[Start of Source records]
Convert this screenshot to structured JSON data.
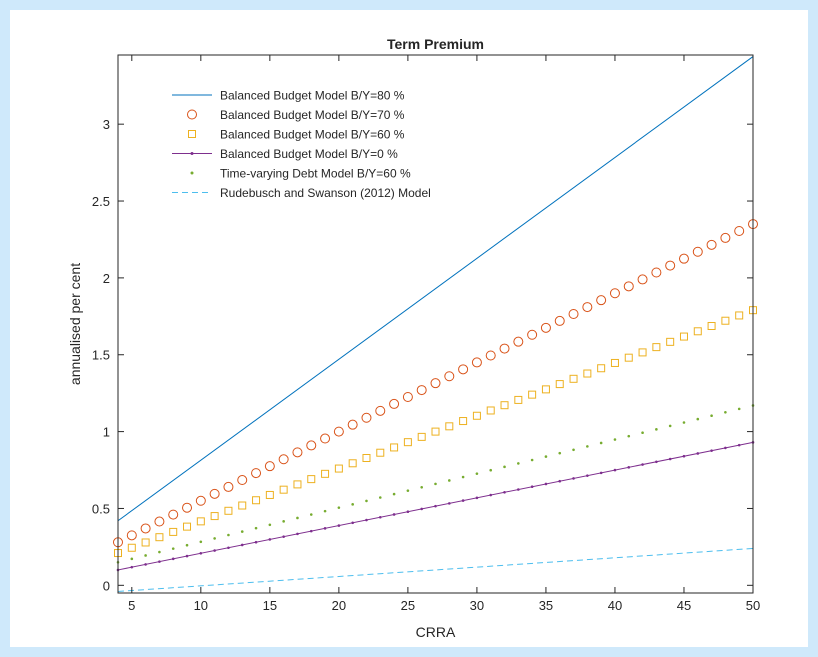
{
  "chart_data": {
    "type": "line",
    "title": "Term Premium",
    "xlabel": "CRRA",
    "ylabel": "annualised per cent",
    "xlim": [
      4,
      50
    ],
    "ylim": [
      -0.05,
      3.45
    ],
    "xticks": [
      5,
      10,
      15,
      20,
      25,
      30,
      35,
      40,
      45,
      50
    ],
    "yticks": [
      0,
      0.5,
      1,
      1.5,
      2,
      2.5,
      3
    ],
    "legend_position": "top-left",
    "grid": false,
    "x_range": [
      4,
      50
    ],
    "series": [
      {
        "name": "Balanced Budget Model B/Y=80 %",
        "color": "#0072bd",
        "style": "solid-line",
        "y_start": 0.42,
        "y_end": 3.44
      },
      {
        "name": "Balanced Budget Model B/Y=70 %",
        "color": "#d95319",
        "style": "circle-markers",
        "y_start": 0.28,
        "y_end": 2.35
      },
      {
        "name": "Balanced Budget Model B/Y=60 %",
        "color": "#edb120",
        "style": "square-markers",
        "y_start": 0.21,
        "y_end": 1.79
      },
      {
        "name": "Balanced Budget Model B/Y=0 %",
        "color": "#7e2f8e",
        "style": "line-with-dots",
        "y_start": 0.1,
        "y_end": 0.93
      },
      {
        "name": "Time-varying Debt Model B/Y=60 %",
        "color": "#77ac30",
        "style": "dot-markers",
        "y_start": 0.15,
        "y_end": 1.17
      },
      {
        "name": "Rudebusch and Swanson (2012) Model",
        "color": "#4dbeee",
        "style": "dashed-line",
        "y_start": -0.04,
        "y_end": 0.24
      }
    ]
  }
}
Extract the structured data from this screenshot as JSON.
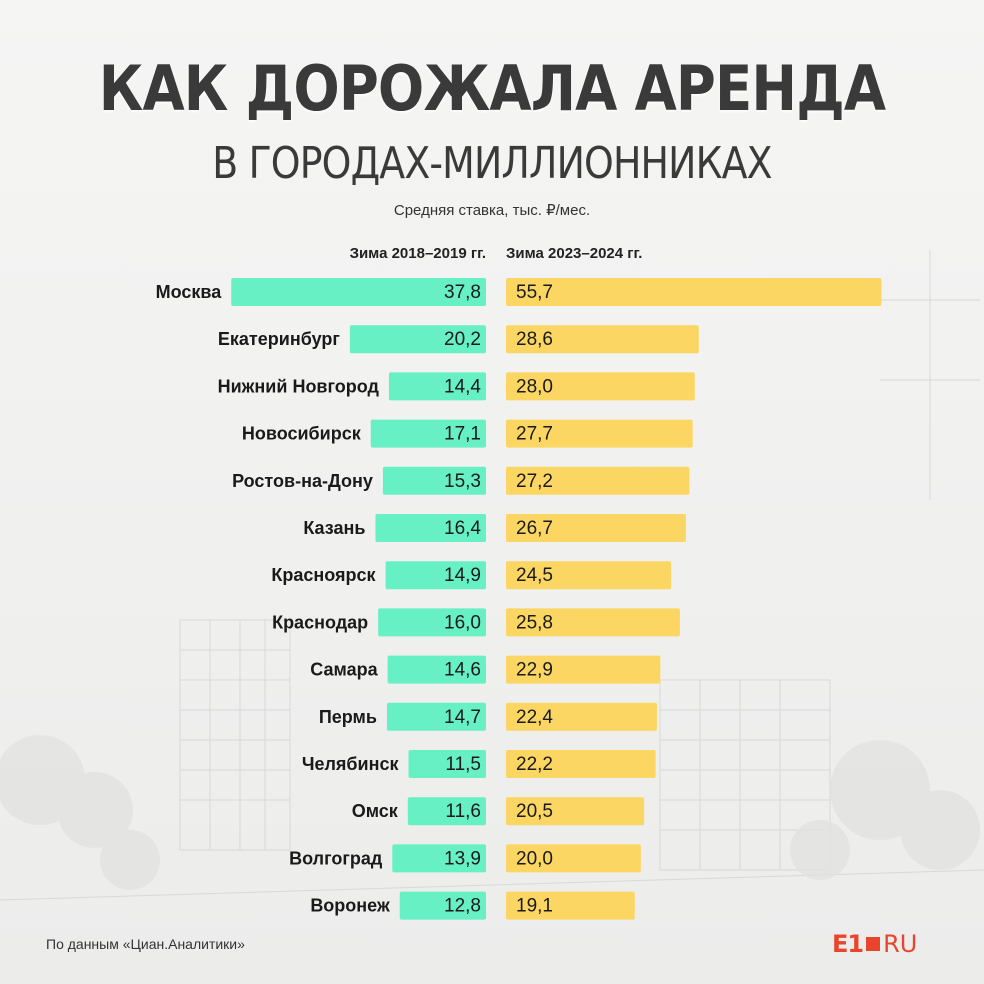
{
  "header": {
    "title": "КАК ДОРОЖАЛА АРЕНДА",
    "subtitle": "В ГОРОДАХ-МИЛЛИОННИКАХ",
    "units": "Средняя ставка, тыс. ₽/мес."
  },
  "chart_data": {
    "type": "bar",
    "orientation": "horizontal-diverging",
    "title": "КАК ДОРОЖАЛА АРЕНДА В ГОРОДАХ-МИЛЛИОННИКАХ",
    "units": "тыс. ₽/мес.",
    "categories": [
      "Москва",
      "Екатеринбург",
      "Нижний Новгород",
      "Новосибирск",
      "Ростов-на-Дону",
      "Казань",
      "Красноярск",
      "Краснодар",
      "Самара",
      "Пермь",
      "Челябинск",
      "Омск",
      "Волгоград",
      "Воронеж"
    ],
    "series": [
      {
        "name": "Зима 2018–2019 гг.",
        "color": "#66f0c4",
        "values": [
          37.8,
          20.2,
          14.4,
          17.1,
          15.3,
          16.4,
          14.9,
          16.0,
          14.6,
          14.7,
          11.5,
          11.6,
          13.9,
          12.8
        ],
        "labels": [
          "37,8",
          "20,2",
          "14,4",
          "17,1",
          "15,3",
          "16,4",
          "14,9",
          "16,0",
          "14,6",
          "14,7",
          "11,5",
          "11,6",
          "13,9",
          "12,8"
        ]
      },
      {
        "name": "Зима 2023–2024 гг.",
        "color": "#fbd662",
        "values": [
          55.7,
          28.6,
          28.0,
          27.7,
          27.2,
          26.7,
          24.5,
          25.8,
          22.9,
          22.4,
          22.2,
          20.5,
          20.0,
          19.1
        ],
        "labels": [
          "55,7",
          "28,6",
          "28,0",
          "27,7",
          "27,2",
          "26,7",
          "24,5",
          "25,8",
          "22,9",
          "22,4",
          "22,2",
          "20,5",
          "20,0",
          "19,1"
        ]
      }
    ]
  },
  "footer": {
    "source": "По данным «Циан.Аналитики»",
    "logo_main": "E1",
    "logo_suffix": "RU"
  }
}
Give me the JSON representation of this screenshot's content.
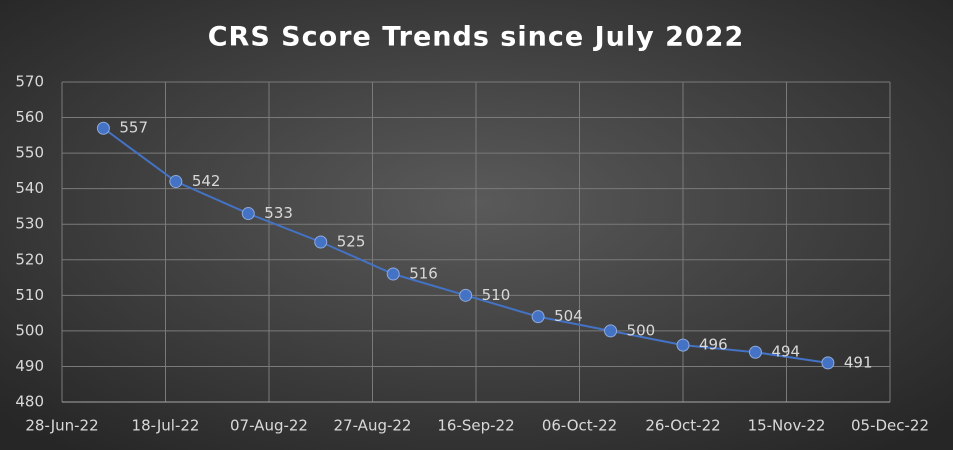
[End of Source records]
# What is expected
Write every entry out again exactly, dropping the pictures.

# Task answer
Convert this screenshot to structured JSON data.
{
  "chart_data": {
    "type": "line",
    "title": "Term Premium",
    "xlabel": "CRRA",
    "ylabel": "annualised per cent",
    "xlim": [
      4,
      50
    ],
    "ylim": [
      -0.05,
      3.45
    ],
    "xticks": [
      5,
      10,
      15,
      20,
      25,
      30,
      35,
      40,
      45,
      50
    ],
    "yticks": [
      0,
      0.5,
      1,
      1.5,
      2,
      2.5,
      3
    ],
    "legend_position": "top-left",
    "grid": false,
    "x_range": [
      4,
      50
    ],
    "series": [
      {
        "name": "Balanced Budget Model B/Y=80 %",
        "color": "#0072bd",
        "style": "solid-line",
        "y_start": 0.42,
        "y_end": 3.44
      },
      {
        "name": "Balanced Budget Model B/Y=70 %",
        "color": "#d95319",
        "style": "circle-markers",
        "y_start": 0.28,
        "y_end": 2.35
      },
      {
        "name": "Balanced Budget Model B/Y=60 %",
        "color": "#edb120",
        "style": "square-markers",
        "y_start": 0.21,
        "y_end": 1.79
      },
      {
        "name": "Balanced Budget Model B/Y=0 %",
        "color": "#7e2f8e",
        "style": "line-with-dots",
        "y_start": 0.1,
        "y_end": 0.93
      },
      {
        "name": "Time-varying Debt Model B/Y=60 %",
        "color": "#77ac30",
        "style": "dot-markers",
        "y_start": 0.15,
        "y_end": 1.17
      },
      {
        "name": "Rudebusch and Swanson (2012) Model",
        "color": "#4dbeee",
        "style": "dashed-line",
        "y_start": -0.04,
        "y_end": 0.24
      }
    ]
  }
}
Extract the structured data from this screenshot as JSON.
{
  "header": {
    "title": "КАК ДОРОЖАЛА АРЕНДА",
    "subtitle": "В ГОРОДАХ-МИЛЛИОННИКАХ",
    "units": "Средняя ставка, тыс. ₽/мес."
  },
  "chart_data": {
    "type": "bar",
    "orientation": "horizontal-diverging",
    "title": "КАК ДОРОЖАЛА АРЕНДА В ГОРОДАХ-МИЛЛИОННИКАХ",
    "units": "тыс. ₽/мес.",
    "categories": [
      "Москва",
      "Екатеринбург",
      "Нижний Новгород",
      "Новосибирск",
      "Ростов-на-Дону",
      "Казань",
      "Красноярск",
      "Краснодар",
      "Самара",
      "Пермь",
      "Челябинск",
      "Омск",
      "Волгоград",
      "Воронеж"
    ],
    "series": [
      {
        "name": "Зима 2018–2019 гг.",
        "color": "#66f0c4",
        "values": [
          37.8,
          20.2,
          14.4,
          17.1,
          15.3,
          16.4,
          14.9,
          16.0,
          14.6,
          14.7,
          11.5,
          11.6,
          13.9,
          12.8
        ],
        "labels": [
          "37,8",
          "20,2",
          "14,4",
          "17,1",
          "15,3",
          "16,4",
          "14,9",
          "16,0",
          "14,6",
          "14,7",
          "11,5",
          "11,6",
          "13,9",
          "12,8"
        ]
      },
      {
        "name": "Зима 2023–2024 гг.",
        "color": "#fbd662",
        "values": [
          55.7,
          28.6,
          28.0,
          27.7,
          27.2,
          26.7,
          24.5,
          25.8,
          22.9,
          22.4,
          22.2,
          20.5,
          20.0,
          19.1
        ],
        "labels": [
          "55,7",
          "28,6",
          "28,0",
          "27,7",
          "27,2",
          "26,7",
          "24,5",
          "25,8",
          "22,9",
          "22,4",
          "22,2",
          "20,5",
          "20,0",
          "19,1"
        ]
      }
    ]
  },
  "footer": {
    "source": "По данным «Циан.Аналитики»",
    "logo_main": "E1",
    "logo_suffix": "RU"
  }
}
Give me the JSON representation of this screenshot's content.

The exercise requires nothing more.